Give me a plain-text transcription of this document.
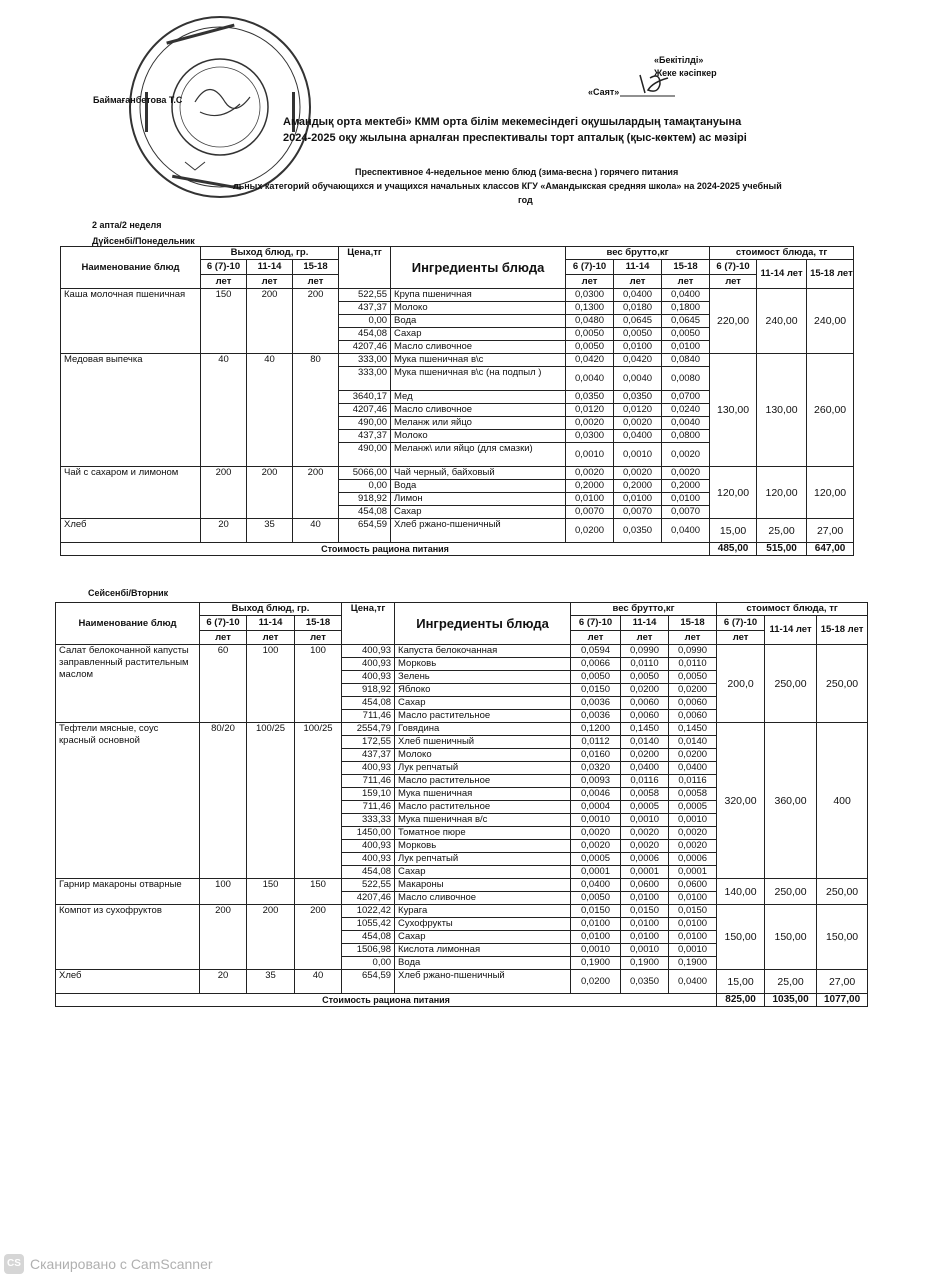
«Бекітілді»
Жеке кәсіпкер
«Саят»
Баймағанбетова Т.С
Амандық орта мектебі» КММ орта білім мекемесіндегі оқушылардың тамақтануына
2024-2025 оқу жылына арналған преспективалы торт апталық (қыс-көктем) ас мәзірі
Преспективное 4-недельное меню блюд (зима-весна ) горячего питания
льных категорий обучающихся и учащихся начальных классов КГУ «Амандыкская средняя школа» на 2024-2025 учебный
год
2 апта/2 неделя
Дүйсенбі/Понедельник
Сейсенбі/Вторник
Наименование блюд	Выход блюд, гр.			Цена,тг	Ингредиенты блюда	вес брутто,кг			стоимост блюда, тг		
	6 (7)-10	11-14	15-18			6 (7)-10	11-14	15-18	6 (7)-10	11-14 лет	15-18 лет
	лет	лет	лет			лет	лет	лет	лет		
Каша молочная пшеничная	150	200	200	522,55	Крупа пшеничная	0,0300	0,0400	0,0400	220,00	240,00	240,00
				437,37	Молоко	0,1300	0,0180	0,1800			
				0,00	Вода	0,0480	0,0645	0,0645			
				454,08	Сахар	0,0050	0,0050	0,0050			
				4207,46	Масло сливочное	0,0050	0,0100	0,0100			
Медовая выпечка	40	40	80	333,00	Мука пшеничная в\с	0,0420	0,0420	0,0840	130,00	130,00	260,00
				333,00	Мука пшеничная в\с (на подпыл )	0,0040	0,0040	0,0080			
				3640,17	Мед	0,0350	0,0350	0,0700			
				4207,46	Масло сливочное	0,0120	0,0120	0,0240			
				490,00	Меланж или яйцо	0,0020	0,0020	0,0040			
				437,37	Молоко	0,0300	0,0400	0,0800			
				490,00	Меланж\ или яйцо (для смазки)	0,0010	0,0010	0,0020			
Чай с сахаром и лимоном	200	200	200	5066,00	Чай черный, байховый	0,0020	0,0020	0,0020	120,00	120,00	120,00
				0,00	Вода	0,2000	0,2000	0,2000			
				918,92	Лимон	0,0100	0,0100	0,0100			
				454,08	Сахар	0,0070	0,0070	0,0070			
Хлеб	20	35	40	654,59	Хлеб ржано-пшеничный	0,0200	0,0350	0,0400	15,00	25,00	27,00
Стоимость рациона питания									485,00	515,00	647,00
Наименование блюд	Выход блюд, гр.			Цена,тг	Ингредиенты блюда	вес брутто,кг			стоимост блюда, тг		
	6 (7)-10	11-14	15-18			6 (7)-10	11-14	15-18	6 (7)-10	11-14 лет	15-18 лет
	лет	лет	лет			лет	лет	лет	лет		
Салат белокочанной капусты заправленный растительным маслом	60	100	100	400,93	Капуста белокочанная	0,0594	0,0990	0,0990	200,0	250,00	250,00
				400,93	Морковь	0,0066	0,0110	0,0110			
				400,93	Зелень	0,0050	0,0050	0,0050			
				918,92	Яблоко	0,0150	0,0200	0,0200			
				454,08	Сахар	0,0036	0,0060	0,0060			
				711,46	Масло растительное	0,0036	0,0060	0,0060			
Тефтели мясные, соус красный основной	80/20	100/25	100/25	2554,79	Говядина	0,1200	0,1450	0,1450	320,00	360,00	400
				172,55	Хлеб пшеничный	0,0112	0,0140	0,0140			
				437,37	Молоко	0,0160	0,0200	0,0200			
				400,93	Лук репчатый	0,0320	0,0400	0,0400			
				711,46	Масло растительное	0,0093	0,0116	0,0116			
				159,10	Мука пшеничная	0,0046	0,0058	0,0058			
				711,46	Масло растительное	0,0004	0,0005	0,0005			
				333,33	Мука пшеничная в/с	0,0010	0,0010	0,0010			
				1450,00	Томатное пюре	0,0020	0,0020	0,0020			
				400,93	Морковь	0,0020	0,0020	0,0020			
				400,93	Лук репчатый	0,0005	0,0006	0,0006			
				454,08	Сахар	0,0001	0,0001	0,0001			
Гарнир макароны отварные	100	150	150	522,55	Макароны	0,0400	0,0600	0,0600	140,00	250,00	250,00
				4207,46	Масло сливочное	0,0050	0,0100	0,0100			
Компот из сухофруктов	200	200	200	1022,42	Курага	0,0150	0,0150	0,0150	150,00	150,00	150,00
				1055,42	Сухофрукты	0,0100	0,0100	0,0100			
				454,08	Сахар	0,0100	0,0100	0,0100			
				1506,98	Кислота лимонная	0,0010	0,0010	0,0010			
				0,00	Вода	0,1900	0,1900	0,1900			
Хлеб	20	35	40	654,59	Хлеб ржано-пшеничный	0,0200	0,0350	0,0400	15,00	25,00	27,00
Стоимость рациона питания									825,00	1035,00	1077,00
CS Сканировано с CamScanner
● ● ● ●
Check each line of the records above for the string "растительное", and report every line that has it.

				711,46	Масло растительное	0,0036	0,0060	0,0060			
				711,46	Масло растительное	0,0093	0,0116	0,0116			
				711,46	Масло растительное	0,0004	0,0005	0,0005			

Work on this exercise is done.